An exact reproduction of the records is required, with all images left out.

■ **RECORDS FOR THIS EXERCISE**:

====

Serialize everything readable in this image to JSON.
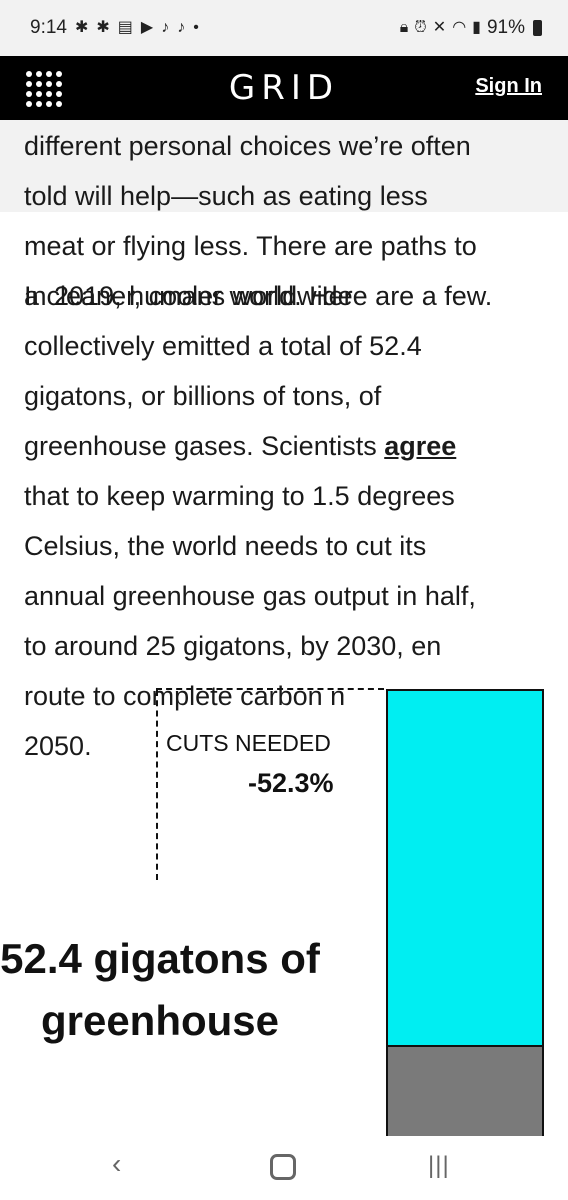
{
  "status_bar": {
    "time": "9:14",
    "left_icons": [
      "slack-icon",
      "slack-icon",
      "message-icon",
      "youtube-icon",
      "tiktok-icon",
      "tiktok-icon",
      "dot-icon"
    ],
    "right_icons": [
      "lock-icon",
      "alarm-icon",
      "mute-icon",
      "wifi-icon",
      "signal-icon"
    ],
    "battery": "91%"
  },
  "header": {
    "logo": "GRID",
    "sign_in": "Sign In"
  },
  "article": {
    "lines_a": [
      "different personal choices we’re often",
      "told will help—such as eating less",
      "meat or flying less. There are paths to",
      "a cleaner, cooler world. Here are a few."
    ],
    "overlay_line": "In 2019, humans worldwide",
    "p2_line1": "collectively emitted a total of 52.4",
    "p2_line2": "gigatons, or billions of tons, of",
    "p2_line3_pre": "greenhouse gases. Scientists ",
    "p2_link": "agree",
    "p2_line4": "that to keep warming to 1.5 degrees",
    "p2_line5": "Celsius, the world needs to cut its",
    "p2_line6": "annual greenhouse gas output in half,",
    "p2_line7": "to around 25 gigatons, by 2030, en",
    "p2_line8": "route to complete carbon n",
    "p2_line9": "2050."
  },
  "chart_data": {
    "type": "bar",
    "cuts_label": "CUTS NEEDED",
    "cuts_value": "-52.3%",
    "cut_fraction": 0.523,
    "total_label": "52.4 gigatons of greenhouse",
    "colors": {
      "cut": "#00eef2",
      "remaining": "#7a7a7a"
    }
  },
  "nav_bar": {
    "back": "‹",
    "recent": "|||"
  }
}
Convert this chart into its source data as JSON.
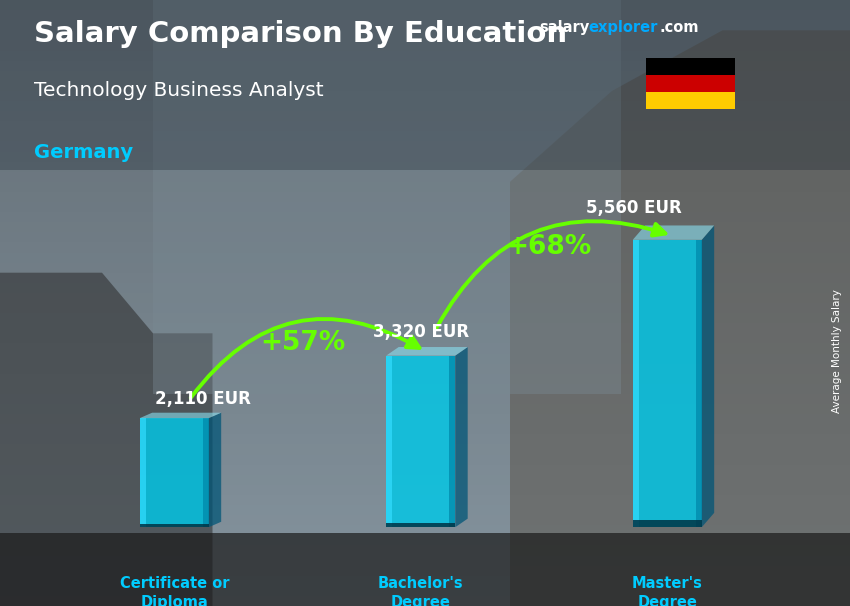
{
  "title_main": "Salary Comparison By Education",
  "subtitle": "Technology Business Analyst",
  "country": "Germany",
  "ylabel": "Average Monthly Salary",
  "website_salary": "salary",
  "website_explorer": "explorer",
  "website_com": ".com",
  "categories": [
    "Certificate or\nDiploma",
    "Bachelor's\nDegree",
    "Master's\nDegree"
  ],
  "values": [
    2110,
    3320,
    5560
  ],
  "labels": [
    "2,110 EUR",
    "3,320 EUR",
    "5,560 EUR"
  ],
  "pct_labels": [
    "+57%",
    "+68%"
  ],
  "bar_color_main": "#00c8e8",
  "bar_color_left": "#33ddff",
  "bar_color_right": "#0088aa",
  "bar_color_dark": "#005577",
  "bar_alpha": 0.82,
  "bar_width": 0.28,
  "ylim": [
    0,
    6800
  ],
  "title_color": "#ffffff",
  "subtitle_color": "#ffffff",
  "country_color": "#00ccff",
  "label_color": "#ffffff",
  "pct_color": "#66ff00",
  "arrow_color": "#66ff00",
  "bg_color_top": "#8a9aaa",
  "bg_color_bot": "#5a6a7a",
  "website_salary_color": "#ffffff",
  "website_explorer_color": "#00aaff",
  "flag_colors": [
    "#000000",
    "#cc0000",
    "#ffcc00"
  ],
  "bar_positions": [
    0.5,
    1.5,
    2.5
  ]
}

====

■ **RESULT OF THE TASK**:
Serialize everything readable in this image to JSON.
{
  "status_bar": {
    "time": "9:14",
    "left_icons": [
      "slack-icon",
      "slack-icon",
      "message-icon",
      "youtube-icon",
      "tiktok-icon",
      "tiktok-icon",
      "dot-icon"
    ],
    "right_icons": [
      "lock-icon",
      "alarm-icon",
      "mute-icon",
      "wifi-icon",
      "signal-icon"
    ],
    "battery": "91%"
  },
  "header": {
    "logo": "GRID",
    "sign_in": "Sign In"
  },
  "article": {
    "lines_a": [
      "different personal choices we’re often",
      "told will help—such as eating less",
      "meat or flying less. There are paths to",
      "a cleaner, cooler world. Here are a few."
    ],
    "overlay_line": "In 2019, humans worldwide",
    "p2_line1": "collectively emitted a total of 52.4",
    "p2_line2": "gigatons, or billions of tons, of",
    "p2_line3_pre": "greenhouse gases. Scientists ",
    "p2_link": "agree",
    "p2_line4": "that to keep warming to 1.5 degrees",
    "p2_line5": "Celsius, the world needs to cut its",
    "p2_line6": "annual greenhouse gas output in half,",
    "p2_line7": "to around 25 gigatons, by 2030, en",
    "p2_line8": "route to complete carbon n",
    "p2_line9": "2050."
  },
  "chart_data": {
    "type": "bar",
    "cuts_label": "CUTS NEEDED",
    "cuts_value": "-52.3%",
    "cut_fraction": 0.523,
    "total_label": "52.4 gigatons of greenhouse",
    "colors": {
      "cut": "#00eef2",
      "remaining": "#7a7a7a"
    }
  },
  "nav_bar": {
    "back": "‹",
    "recent": "|||"
  }
}
Convert this chart into its source data as JSON.
{
  "title_main": "Salary Comparison By Education",
  "subtitle": "Technology Business Analyst",
  "country": "Germany",
  "ylabel": "Average Monthly Salary",
  "website_salary": "salary",
  "website_explorer": "explorer",
  "website_com": ".com",
  "categories": [
    "Certificate or\nDiploma",
    "Bachelor's\nDegree",
    "Master's\nDegree"
  ],
  "values": [
    2110,
    3320,
    5560
  ],
  "labels": [
    "2,110 EUR",
    "3,320 EUR",
    "5,560 EUR"
  ],
  "pct_labels": [
    "+57%",
    "+68%"
  ],
  "bar_color_main": "#00c8e8",
  "bar_color_left": "#33ddff",
  "bar_color_right": "#0088aa",
  "bar_color_dark": "#005577",
  "bar_alpha": 0.82,
  "bar_width": 0.28,
  "ylim": [
    0,
    6800
  ],
  "title_color": "#ffffff",
  "subtitle_color": "#ffffff",
  "country_color": "#00ccff",
  "label_color": "#ffffff",
  "pct_color": "#66ff00",
  "arrow_color": "#66ff00",
  "bg_color_top": "#8a9aaa",
  "bg_color_bot": "#5a6a7a",
  "website_salary_color": "#ffffff",
  "website_explorer_color": "#00aaff",
  "flag_colors": [
    "#000000",
    "#cc0000",
    "#ffcc00"
  ],
  "bar_positions": [
    0.5,
    1.5,
    2.5
  ]
}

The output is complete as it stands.